*** Material
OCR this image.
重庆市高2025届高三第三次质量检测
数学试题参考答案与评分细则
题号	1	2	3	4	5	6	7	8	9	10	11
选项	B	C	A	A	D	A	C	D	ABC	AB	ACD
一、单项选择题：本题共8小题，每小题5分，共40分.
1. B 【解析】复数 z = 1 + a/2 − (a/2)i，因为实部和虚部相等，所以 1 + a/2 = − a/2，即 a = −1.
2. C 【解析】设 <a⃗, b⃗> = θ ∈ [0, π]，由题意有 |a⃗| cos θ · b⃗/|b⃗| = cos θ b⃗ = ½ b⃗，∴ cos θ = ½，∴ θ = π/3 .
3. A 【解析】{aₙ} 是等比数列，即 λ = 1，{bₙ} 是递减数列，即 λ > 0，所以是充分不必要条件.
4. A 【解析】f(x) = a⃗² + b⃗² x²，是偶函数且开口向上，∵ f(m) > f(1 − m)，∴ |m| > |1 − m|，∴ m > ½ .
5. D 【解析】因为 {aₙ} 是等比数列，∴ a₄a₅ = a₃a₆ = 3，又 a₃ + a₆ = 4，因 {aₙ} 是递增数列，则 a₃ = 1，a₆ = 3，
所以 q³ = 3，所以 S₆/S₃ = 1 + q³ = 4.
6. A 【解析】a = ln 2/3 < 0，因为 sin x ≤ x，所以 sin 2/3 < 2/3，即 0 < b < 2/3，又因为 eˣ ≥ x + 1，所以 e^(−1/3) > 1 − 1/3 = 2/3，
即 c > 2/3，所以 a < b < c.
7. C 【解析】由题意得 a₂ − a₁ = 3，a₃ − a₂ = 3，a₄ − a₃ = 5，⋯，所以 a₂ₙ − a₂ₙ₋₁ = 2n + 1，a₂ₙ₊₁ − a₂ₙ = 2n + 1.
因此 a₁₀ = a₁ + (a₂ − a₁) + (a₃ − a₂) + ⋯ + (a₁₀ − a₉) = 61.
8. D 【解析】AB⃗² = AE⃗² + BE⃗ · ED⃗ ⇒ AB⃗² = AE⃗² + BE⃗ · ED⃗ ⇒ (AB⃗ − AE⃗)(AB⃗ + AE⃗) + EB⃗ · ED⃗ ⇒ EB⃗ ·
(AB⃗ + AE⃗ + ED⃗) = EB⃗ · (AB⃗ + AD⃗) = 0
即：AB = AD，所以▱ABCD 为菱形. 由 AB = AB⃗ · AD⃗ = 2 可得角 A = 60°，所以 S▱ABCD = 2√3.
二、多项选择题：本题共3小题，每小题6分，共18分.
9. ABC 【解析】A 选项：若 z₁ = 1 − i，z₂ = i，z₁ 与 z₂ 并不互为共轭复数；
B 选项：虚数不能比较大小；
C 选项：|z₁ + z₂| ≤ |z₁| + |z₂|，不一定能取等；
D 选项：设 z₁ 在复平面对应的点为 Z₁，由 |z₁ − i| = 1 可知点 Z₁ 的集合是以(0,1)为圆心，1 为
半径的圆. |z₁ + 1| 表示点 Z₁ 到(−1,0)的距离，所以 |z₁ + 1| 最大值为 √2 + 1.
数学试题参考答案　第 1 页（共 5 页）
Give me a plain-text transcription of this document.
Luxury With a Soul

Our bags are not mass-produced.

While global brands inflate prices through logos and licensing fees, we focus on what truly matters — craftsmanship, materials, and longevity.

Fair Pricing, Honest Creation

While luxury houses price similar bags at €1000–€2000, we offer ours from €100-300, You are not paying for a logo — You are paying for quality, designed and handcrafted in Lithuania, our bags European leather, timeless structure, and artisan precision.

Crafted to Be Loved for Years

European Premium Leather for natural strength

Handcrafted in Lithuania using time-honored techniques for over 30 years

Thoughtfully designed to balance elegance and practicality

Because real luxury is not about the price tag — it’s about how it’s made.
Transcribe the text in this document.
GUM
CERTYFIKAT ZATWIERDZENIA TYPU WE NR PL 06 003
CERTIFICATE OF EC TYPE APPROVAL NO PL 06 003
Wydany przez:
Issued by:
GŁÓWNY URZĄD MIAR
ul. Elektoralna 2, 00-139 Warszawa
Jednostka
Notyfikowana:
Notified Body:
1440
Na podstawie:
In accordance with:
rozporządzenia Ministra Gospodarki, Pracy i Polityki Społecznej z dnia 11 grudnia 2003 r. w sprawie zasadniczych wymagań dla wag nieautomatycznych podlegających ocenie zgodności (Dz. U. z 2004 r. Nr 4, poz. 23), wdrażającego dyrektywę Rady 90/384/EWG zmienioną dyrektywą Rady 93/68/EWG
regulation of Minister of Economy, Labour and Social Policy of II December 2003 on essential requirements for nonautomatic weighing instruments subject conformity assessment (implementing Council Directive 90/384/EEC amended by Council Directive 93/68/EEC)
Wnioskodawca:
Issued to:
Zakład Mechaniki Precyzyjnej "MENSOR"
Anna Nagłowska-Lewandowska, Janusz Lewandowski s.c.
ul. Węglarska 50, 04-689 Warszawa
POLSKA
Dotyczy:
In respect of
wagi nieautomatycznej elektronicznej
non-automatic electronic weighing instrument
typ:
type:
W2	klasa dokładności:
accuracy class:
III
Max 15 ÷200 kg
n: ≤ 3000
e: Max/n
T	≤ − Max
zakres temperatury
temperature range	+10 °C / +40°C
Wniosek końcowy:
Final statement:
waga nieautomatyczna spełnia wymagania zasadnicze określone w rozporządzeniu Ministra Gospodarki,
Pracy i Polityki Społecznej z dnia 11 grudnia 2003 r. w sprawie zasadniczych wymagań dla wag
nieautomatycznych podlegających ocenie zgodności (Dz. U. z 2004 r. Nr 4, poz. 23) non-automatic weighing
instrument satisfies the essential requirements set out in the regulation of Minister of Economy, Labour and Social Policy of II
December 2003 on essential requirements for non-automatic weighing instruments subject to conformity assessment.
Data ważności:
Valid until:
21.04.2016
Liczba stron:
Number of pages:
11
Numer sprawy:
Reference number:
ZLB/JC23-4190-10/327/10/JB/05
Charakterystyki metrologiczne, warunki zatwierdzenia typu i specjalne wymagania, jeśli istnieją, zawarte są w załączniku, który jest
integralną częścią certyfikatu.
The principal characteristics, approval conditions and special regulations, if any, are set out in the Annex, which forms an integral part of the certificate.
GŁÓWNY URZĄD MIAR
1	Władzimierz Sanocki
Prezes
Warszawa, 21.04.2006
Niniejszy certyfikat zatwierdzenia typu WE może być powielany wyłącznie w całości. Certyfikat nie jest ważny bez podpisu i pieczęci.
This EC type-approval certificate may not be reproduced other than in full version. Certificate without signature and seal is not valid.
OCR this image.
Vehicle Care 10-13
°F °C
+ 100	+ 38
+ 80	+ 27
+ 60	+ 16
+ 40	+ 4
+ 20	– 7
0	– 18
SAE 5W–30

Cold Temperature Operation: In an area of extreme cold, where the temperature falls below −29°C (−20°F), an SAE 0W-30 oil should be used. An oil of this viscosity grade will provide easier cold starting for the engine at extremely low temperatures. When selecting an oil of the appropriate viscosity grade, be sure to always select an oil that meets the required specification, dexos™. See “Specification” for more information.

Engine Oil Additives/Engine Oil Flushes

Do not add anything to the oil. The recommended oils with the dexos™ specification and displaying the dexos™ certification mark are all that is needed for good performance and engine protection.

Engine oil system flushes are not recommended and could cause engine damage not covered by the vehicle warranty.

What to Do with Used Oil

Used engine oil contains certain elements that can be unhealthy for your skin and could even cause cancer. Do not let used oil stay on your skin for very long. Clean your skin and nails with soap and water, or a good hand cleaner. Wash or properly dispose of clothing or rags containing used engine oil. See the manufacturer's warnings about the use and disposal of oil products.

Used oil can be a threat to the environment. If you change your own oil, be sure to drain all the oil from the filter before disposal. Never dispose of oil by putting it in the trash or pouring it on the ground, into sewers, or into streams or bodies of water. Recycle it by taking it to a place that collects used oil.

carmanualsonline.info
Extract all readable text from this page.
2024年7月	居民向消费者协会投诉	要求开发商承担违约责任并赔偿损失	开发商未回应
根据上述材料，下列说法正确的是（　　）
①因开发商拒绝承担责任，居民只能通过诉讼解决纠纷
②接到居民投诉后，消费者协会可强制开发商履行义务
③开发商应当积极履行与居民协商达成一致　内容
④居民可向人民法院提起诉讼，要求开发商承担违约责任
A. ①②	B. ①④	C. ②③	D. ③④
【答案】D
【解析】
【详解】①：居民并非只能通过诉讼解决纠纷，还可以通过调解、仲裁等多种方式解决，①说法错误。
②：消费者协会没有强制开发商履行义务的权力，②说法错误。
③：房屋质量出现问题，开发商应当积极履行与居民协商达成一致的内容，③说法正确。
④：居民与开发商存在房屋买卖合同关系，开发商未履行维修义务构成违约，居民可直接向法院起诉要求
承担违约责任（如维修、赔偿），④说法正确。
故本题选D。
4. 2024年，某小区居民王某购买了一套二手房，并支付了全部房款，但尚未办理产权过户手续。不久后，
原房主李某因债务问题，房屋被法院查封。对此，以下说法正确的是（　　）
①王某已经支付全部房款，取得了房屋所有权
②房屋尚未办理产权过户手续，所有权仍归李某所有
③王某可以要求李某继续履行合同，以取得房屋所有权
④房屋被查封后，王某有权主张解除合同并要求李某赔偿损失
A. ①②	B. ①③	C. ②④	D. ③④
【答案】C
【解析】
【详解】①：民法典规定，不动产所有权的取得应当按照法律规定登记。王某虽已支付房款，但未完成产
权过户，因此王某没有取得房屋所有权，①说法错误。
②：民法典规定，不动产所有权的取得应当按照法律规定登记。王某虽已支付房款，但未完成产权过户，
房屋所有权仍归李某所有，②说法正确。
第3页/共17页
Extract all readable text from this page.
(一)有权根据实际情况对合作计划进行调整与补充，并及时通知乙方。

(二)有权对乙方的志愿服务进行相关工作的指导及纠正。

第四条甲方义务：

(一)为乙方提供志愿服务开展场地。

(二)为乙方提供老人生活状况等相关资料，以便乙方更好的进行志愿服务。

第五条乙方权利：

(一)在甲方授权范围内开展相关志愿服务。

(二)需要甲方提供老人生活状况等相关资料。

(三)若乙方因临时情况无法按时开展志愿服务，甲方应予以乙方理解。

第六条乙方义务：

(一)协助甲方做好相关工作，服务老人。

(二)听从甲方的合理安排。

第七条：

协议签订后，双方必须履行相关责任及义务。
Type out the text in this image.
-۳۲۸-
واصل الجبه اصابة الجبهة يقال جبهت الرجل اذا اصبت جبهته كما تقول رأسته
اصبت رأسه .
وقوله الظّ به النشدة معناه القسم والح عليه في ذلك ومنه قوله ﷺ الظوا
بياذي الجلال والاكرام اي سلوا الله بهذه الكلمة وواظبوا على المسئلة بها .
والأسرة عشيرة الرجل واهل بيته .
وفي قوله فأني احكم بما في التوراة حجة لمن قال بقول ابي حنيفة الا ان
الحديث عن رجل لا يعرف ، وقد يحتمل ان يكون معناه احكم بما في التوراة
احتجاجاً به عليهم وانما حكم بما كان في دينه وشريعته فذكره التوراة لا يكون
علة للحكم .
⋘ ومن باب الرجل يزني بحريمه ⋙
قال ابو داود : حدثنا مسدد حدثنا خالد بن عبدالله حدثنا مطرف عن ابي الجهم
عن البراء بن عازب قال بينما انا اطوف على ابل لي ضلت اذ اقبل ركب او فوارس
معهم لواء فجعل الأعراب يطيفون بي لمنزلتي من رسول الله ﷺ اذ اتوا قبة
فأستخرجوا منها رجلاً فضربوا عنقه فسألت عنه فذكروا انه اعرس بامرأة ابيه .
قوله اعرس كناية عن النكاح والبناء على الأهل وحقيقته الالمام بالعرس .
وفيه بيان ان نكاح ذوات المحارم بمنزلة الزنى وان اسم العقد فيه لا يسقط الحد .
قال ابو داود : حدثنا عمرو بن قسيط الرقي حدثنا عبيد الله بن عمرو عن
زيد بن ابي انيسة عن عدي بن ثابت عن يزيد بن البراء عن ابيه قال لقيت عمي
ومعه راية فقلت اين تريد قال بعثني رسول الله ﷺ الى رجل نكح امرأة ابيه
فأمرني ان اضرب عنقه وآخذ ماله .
******
> [What to work on] Locate all lines holding the word "不动产所有权的取得应当按照法律规定登记", then copy them out.

> [Reply to the exercise]
【详解】①：民法典规定，不动产所有权的取得应当按照法律规定登记。王某虽已支付房款，但未完成产
②：民法典规定，不动产所有权的取得应当按照法律规定登记。王某虽已支付房款，但未完成产权过户，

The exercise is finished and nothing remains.